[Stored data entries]
============================================================

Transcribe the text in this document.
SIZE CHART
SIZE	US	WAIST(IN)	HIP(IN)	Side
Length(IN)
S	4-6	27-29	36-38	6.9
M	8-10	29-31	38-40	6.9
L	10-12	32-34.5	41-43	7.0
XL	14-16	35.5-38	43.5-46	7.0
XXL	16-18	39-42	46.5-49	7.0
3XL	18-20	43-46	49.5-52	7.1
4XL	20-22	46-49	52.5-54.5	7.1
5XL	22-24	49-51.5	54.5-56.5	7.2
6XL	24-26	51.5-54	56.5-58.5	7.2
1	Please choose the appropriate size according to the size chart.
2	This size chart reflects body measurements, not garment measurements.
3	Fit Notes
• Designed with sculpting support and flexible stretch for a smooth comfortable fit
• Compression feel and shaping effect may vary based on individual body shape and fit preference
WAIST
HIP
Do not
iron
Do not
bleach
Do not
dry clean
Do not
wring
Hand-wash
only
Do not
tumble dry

============================================================

Task - Find how many lines of the listing include the string "body" and give that number, nothing else.

Written response - 2